■ YOUR GOAL ■
Every entry must be repeated exactly. Exclude all pictures.

++++ INFORMATION SHOWN ++++

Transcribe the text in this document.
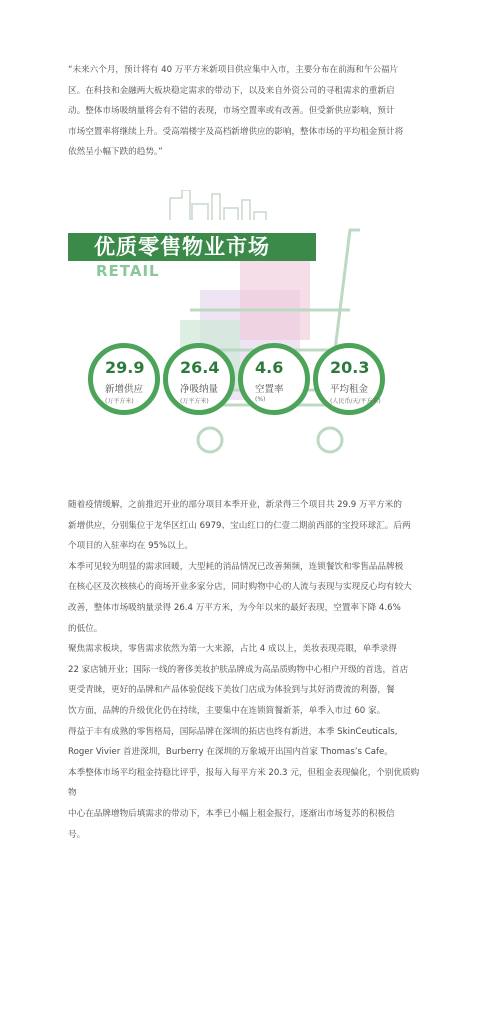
“未来六个月，预计将有 40 万平方米新项目供应集中入市，主要分布在前海和午公福片
区。在科技和金融两大板块稳定需求的带动下，以及来自外资公司的寻租需求的重新启
动。整体市场吸纳量将会有不错的表现，市场空置率或有改善。但受新供应影响，预计
市场空置率将继续上升。受高端楼宇及高档新增供应的影响，整体市场的平均租金预计将
依然呈小幅下跌的趋势。”
优质零售物业市场
RETAIL
29.9
新增供应
(万平方米)
26.4
净吸纳量
(万平方米)
4.6
空置率
(%)
20.3
平均租金
(人民币/天/平方米)
随着疫情缓解，之前推迟开业的部分项目本季开业，新录得三个项目共 29.9 万平方米的
新增供应，分别集位于龙华区红山 6979、宝山红口的仁壹二期前西部的宝投环球汇。后两
个项目的入驻率均在 95%以上。
本季可见较为明显的需求回暖，大型耗的消品情况已改善频频，连锁餐饮和零售品品牌极
在核心区及次核核心的商场开业多家分店，同时购物中心的人流与表现与实现反心均有较大
改善，整体市场吸纳量录得 26.4 万平方米，为今年以来的最好表现，空置率下降 4.6%
的低位。
聚焦需求板块，零售需求依然为第一大来源，占比 4 成以上，美妆表现亮眼，单季录得
22 家店铺开业；国际一线的奢侈美妆护肤品牌成为高品质购物中心相户开级的首选，首店
更受青睐，更好的品牌和产品体验促线下美妆门店成为体验到与其好消费流的利器，餐
饮方面，品牌的升级优化仍在持续，主要集中在连锁简餐新茶，单季入市过 60 家。
得益于丰有成熟的零售格局，国际品牌在深圳的拓店也终有新进，本季 SkinCeuticals,
Roger Vivier 首进深圳，Burberry 在深圳的万象城开出国内首家 Thomas’s Cafe。
本季整体市场平均租金持稳比评乎，报每入每平方米 20.3 元，但租金表现偏化，个别优质购物
中心在品牌增物后填需求的带动下，本季已小幅上租金报行，逐渐出市场复苏的积极信
号。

++++

■ RESULT FOR THIS EXERCISE ■
Transcribe the text in this document.
“未来六个月，预计将有 40 万平方米新项目供应集中入市，主要分布在前海和午公福片
区。在科技和金融两大板块稳定需求的带动下，以及来自外资公司的寻租需求的重新启
动。整体市场吸纳量将会有不错的表现，市场空置率或有改善。但受新供应影响，预计
市场空置率将继续上升。受高端楼宇及高档新增供应的影响，整体市场的平均租金预计将
依然呈小幅下跌的趋势。”
优质零售物业市场
RETAIL
29.9
新增供应
(万平方米)
26.4
净吸纳量
(万平方米)
4.6
空置率
(%)
20.3
平均租金
(人民币/天/平方米)
随着疫情缓解，之前推迟开业的部分项目本季开业，新录得三个项目共 29.9 万平方米的
新增供应，分别集位于龙华区红山 6979、宝山红口的仁壹二期前西部的宝投环球汇。后两
个项目的入驻率均在 95%以上。
本季可见较为明显的需求回暖，大型耗的消品情况已改善频频，连锁餐饮和零售品品牌极
在核心区及次核核心的商场开业多家分店，同时购物中心的人流与表现与实现反心均有较大
改善，整体市场吸纳量录得 26.4 万平方米，为今年以来的最好表现，空置率下降 4.6%
的低位。
聚焦需求板块，零售需求依然为第一大来源，占比 4 成以上，美妆表现亮眼，单季录得
22 家店铺开业；国际一线的奢侈美妆护肤品牌成为高品质购物中心相户开级的首选，首店
更受青睐，更好的品牌和产品体验促线下美妆门店成为体验到与其好消费流的利器，餐
饮方面，品牌的升级优化仍在持续，主要集中在连锁简餐新茶，单季入市过 60 家。
得益于丰有成熟的零售格局，国际品牌在深圳的拓店也终有新进，本季 SkinCeuticals,
Roger Vivier 首进深圳，Burberry 在深圳的万象城开出国内首家 Thomas’s Cafe。
本季整体市场平均租金持稳比评乎，报每入每平方米 20.3 元，但租金表现偏化，个别优质购物
中心在品牌增物后填需求的带动下，本季已小幅上租金报行，逐渐出市场复苏的积极信
号。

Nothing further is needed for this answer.